▸ **GOAL OF THE EXERCISE**
Return the count of lines with the string "legend" in them, and nothing else.

Figure content listings:
# # # #

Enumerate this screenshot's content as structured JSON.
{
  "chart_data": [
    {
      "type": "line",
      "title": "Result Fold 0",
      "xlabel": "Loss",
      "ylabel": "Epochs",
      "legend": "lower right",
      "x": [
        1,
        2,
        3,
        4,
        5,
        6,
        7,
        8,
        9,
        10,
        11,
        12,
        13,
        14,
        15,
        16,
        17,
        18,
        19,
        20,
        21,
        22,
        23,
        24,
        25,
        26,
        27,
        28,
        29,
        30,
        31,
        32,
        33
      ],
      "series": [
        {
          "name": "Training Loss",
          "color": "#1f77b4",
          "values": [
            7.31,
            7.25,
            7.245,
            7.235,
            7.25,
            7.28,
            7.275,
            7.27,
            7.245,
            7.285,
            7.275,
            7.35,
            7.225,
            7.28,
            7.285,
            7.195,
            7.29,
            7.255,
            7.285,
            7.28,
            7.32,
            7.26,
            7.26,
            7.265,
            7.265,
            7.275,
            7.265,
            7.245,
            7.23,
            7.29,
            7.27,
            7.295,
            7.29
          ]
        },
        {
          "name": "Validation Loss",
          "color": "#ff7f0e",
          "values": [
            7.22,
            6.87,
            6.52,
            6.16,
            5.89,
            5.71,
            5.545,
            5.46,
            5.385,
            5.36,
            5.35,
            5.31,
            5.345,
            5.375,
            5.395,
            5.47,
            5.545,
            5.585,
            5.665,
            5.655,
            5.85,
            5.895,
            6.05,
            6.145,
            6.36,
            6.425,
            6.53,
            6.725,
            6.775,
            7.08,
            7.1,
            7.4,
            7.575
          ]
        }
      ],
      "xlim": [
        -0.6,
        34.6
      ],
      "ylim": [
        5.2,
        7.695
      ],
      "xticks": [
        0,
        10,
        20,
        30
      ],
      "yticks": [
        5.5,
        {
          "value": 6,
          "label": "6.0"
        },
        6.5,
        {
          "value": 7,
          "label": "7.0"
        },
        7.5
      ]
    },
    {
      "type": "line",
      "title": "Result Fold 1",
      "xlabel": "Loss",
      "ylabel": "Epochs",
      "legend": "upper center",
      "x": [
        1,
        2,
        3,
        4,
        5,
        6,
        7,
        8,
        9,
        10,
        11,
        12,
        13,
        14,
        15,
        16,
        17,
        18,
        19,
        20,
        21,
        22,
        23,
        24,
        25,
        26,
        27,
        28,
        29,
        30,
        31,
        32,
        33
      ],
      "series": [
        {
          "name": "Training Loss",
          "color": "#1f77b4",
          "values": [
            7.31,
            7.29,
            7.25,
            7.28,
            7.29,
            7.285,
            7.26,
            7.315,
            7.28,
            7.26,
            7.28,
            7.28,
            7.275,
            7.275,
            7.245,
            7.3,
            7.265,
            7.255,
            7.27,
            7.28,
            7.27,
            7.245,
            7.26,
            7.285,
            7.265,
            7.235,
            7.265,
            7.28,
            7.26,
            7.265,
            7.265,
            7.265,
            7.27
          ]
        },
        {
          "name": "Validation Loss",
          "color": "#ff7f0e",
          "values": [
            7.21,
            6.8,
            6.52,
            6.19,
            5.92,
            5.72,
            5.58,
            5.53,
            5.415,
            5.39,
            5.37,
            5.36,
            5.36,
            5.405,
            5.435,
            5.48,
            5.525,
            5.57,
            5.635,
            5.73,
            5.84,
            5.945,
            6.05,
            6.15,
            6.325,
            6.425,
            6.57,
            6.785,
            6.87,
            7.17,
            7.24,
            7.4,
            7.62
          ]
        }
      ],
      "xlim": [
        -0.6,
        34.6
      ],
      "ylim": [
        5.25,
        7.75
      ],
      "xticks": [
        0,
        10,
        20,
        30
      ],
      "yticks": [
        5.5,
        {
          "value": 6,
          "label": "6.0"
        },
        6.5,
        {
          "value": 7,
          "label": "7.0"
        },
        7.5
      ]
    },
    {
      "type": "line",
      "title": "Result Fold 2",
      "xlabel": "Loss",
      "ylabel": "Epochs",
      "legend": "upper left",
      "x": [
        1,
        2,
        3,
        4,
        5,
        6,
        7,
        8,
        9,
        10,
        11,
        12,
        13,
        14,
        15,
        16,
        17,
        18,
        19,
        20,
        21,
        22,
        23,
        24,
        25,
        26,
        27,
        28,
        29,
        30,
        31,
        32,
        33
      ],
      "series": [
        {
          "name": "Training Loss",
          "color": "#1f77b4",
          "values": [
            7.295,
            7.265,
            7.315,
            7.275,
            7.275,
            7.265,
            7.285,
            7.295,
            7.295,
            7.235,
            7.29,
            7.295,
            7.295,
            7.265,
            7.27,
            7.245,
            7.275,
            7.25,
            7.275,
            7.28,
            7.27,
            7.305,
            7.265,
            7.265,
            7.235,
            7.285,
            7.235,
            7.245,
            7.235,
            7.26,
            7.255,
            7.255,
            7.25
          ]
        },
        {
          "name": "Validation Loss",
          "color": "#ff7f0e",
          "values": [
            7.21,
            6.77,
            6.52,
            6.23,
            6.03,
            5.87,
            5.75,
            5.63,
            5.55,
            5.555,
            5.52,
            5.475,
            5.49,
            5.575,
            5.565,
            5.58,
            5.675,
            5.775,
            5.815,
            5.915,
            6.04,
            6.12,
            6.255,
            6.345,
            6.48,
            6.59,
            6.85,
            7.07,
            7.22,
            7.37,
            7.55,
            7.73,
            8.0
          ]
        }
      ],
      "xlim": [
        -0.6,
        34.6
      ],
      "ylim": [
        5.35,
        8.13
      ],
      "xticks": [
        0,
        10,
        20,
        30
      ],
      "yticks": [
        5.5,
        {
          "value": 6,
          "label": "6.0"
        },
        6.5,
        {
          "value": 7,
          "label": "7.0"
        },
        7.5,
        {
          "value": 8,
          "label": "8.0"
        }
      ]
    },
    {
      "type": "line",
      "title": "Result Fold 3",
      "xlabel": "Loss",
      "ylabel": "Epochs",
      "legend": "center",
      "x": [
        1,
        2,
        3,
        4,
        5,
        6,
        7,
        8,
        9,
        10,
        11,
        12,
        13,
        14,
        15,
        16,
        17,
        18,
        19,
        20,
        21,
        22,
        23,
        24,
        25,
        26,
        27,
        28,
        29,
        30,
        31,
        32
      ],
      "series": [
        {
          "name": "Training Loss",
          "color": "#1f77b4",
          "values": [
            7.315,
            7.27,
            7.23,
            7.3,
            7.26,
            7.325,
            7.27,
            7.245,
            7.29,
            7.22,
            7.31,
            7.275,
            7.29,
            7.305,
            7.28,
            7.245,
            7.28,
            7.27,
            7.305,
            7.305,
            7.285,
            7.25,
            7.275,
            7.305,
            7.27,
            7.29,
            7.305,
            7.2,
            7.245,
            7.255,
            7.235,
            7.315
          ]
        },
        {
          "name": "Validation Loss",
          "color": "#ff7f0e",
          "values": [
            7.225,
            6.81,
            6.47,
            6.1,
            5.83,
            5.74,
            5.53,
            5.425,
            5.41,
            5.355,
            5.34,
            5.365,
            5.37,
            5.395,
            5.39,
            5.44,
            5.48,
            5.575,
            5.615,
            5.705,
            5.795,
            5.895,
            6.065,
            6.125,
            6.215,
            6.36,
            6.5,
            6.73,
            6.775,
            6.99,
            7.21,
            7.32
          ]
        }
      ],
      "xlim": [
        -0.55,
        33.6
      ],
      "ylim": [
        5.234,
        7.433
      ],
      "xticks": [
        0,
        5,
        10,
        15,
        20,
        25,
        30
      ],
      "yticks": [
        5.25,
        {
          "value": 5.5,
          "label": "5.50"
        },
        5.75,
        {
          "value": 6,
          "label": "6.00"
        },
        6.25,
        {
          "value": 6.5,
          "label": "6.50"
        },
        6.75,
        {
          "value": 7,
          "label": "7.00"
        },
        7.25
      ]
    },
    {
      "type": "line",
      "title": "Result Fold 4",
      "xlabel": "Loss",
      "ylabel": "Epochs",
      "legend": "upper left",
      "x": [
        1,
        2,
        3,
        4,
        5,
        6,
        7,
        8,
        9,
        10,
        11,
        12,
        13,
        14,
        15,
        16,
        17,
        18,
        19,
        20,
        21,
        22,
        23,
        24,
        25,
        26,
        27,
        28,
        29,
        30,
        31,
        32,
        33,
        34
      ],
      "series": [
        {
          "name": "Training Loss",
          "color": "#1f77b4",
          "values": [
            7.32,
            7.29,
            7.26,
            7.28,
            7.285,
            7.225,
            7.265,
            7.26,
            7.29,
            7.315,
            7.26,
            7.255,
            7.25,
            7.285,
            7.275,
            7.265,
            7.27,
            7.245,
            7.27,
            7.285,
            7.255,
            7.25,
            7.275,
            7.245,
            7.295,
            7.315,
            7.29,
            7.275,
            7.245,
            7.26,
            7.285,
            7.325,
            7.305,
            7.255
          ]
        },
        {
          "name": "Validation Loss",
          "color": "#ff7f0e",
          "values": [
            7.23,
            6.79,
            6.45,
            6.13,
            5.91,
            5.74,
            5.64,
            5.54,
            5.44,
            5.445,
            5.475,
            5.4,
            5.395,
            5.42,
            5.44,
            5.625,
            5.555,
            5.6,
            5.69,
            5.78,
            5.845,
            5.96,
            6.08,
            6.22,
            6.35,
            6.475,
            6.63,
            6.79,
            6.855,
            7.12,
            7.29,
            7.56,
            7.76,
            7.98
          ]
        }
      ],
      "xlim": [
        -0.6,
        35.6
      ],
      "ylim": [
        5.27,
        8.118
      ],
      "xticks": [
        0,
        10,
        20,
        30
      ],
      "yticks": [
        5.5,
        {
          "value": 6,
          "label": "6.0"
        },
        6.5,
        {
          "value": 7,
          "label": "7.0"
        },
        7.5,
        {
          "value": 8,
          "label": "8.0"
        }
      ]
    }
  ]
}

# # # #

▸ **EXERCISE ANSWER**
5